#### Task description:
Present the following entries again, word for word and in full.

#### Data lines:

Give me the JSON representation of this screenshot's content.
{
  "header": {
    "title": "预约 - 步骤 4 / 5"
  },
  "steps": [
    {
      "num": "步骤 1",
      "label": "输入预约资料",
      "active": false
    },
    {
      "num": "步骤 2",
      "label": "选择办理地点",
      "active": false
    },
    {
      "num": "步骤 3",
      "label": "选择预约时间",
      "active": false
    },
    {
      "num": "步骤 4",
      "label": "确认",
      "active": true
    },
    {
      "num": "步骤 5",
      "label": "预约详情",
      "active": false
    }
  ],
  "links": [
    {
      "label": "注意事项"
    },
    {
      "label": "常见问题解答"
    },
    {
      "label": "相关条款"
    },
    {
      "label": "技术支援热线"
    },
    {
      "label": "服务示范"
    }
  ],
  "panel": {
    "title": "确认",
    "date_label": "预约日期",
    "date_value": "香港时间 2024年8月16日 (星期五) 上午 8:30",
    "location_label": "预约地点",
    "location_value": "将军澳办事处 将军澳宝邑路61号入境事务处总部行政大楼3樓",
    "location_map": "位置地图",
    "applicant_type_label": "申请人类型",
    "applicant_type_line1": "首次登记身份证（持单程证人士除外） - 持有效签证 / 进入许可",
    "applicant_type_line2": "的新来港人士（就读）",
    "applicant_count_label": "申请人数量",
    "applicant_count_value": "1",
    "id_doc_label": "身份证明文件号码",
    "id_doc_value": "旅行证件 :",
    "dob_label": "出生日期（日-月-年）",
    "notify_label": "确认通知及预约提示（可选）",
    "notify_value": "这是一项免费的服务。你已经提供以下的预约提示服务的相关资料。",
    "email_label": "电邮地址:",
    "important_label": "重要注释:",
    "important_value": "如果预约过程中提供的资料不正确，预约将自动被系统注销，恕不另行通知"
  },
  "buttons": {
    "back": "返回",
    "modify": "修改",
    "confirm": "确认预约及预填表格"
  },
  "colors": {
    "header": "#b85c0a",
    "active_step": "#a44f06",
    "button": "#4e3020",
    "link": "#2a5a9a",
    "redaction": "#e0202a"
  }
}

#### Full output:
Give me the JSON representation of this screenshot's content.
{
  "header": {
    "title": "预约 - 步骤 4 / 5"
  },
  "steps": [
    {
      "num": "步骤 1",
      "label": "输入预约资料",
      "active": false
    },
    {
      "num": "步骤 2",
      "label": "选择办理地点",
      "active": false
    },
    {
      "num": "步骤 3",
      "label": "选择预约时间",
      "active": false
    },
    {
      "num": "步骤 4",
      "label": "确认",
      "active": true
    },
    {
      "num": "步骤 5",
      "label": "预约详情",
      "active": false
    }
  ],
  "links": [
    {
      "label": "注意事项"
    },
    {
      "label": "常见问题解答"
    },
    {
      "label": "相关条款"
    },
    {
      "label": "技术支援热线"
    },
    {
      "label": "服务示范"
    }
  ],
  "panel": {
    "title": "确认",
    "date_label": "预约日期",
    "date_value": "香港时间 2024年8月16日 (星期五) 上午 8:30",
    "location_label": "预约地点",
    "location_value": "将军澳办事处 将军澳宝邑路61号入境事务处总部行政大楼3樓",
    "location_map": "位置地图",
    "applicant_type_label": "申请人类型",
    "applicant_type_line1": "首次登记身份证（持单程证人士除外） - 持有效签证 / 进入许可",
    "applicant_type_line2": "的新来港人士（就读）",
    "applicant_count_label": "申请人数量",
    "applicant_count_value": "1",
    "id_doc_label": "身份证明文件号码",
    "id_doc_value": "旅行证件 :",
    "dob_label": "出生日期（日-月-年）",
    "notify_label": "确认通知及预约提示（可选）",
    "notify_value": "这是一项免费的服务。你已经提供以下的预约提示服务的相关资料。",
    "email_label": "电邮地址:",
    "important_label": "重要注释:",
    "important_value": "如果预约过程中提供的资料不正确，预约将自动被系统注销，恕不另行通知"
  },
  "buttons": {
    "back": "返回",
    "modify": "修改",
    "confirm": "确认预约及预填表格"
  },
  "colors": {
    "header": "#b85c0a",
    "active_step": "#a44f06",
    "button": "#4e3020",
    "link": "#2a5a9a",
    "redaction": "#e0202a"
  }
}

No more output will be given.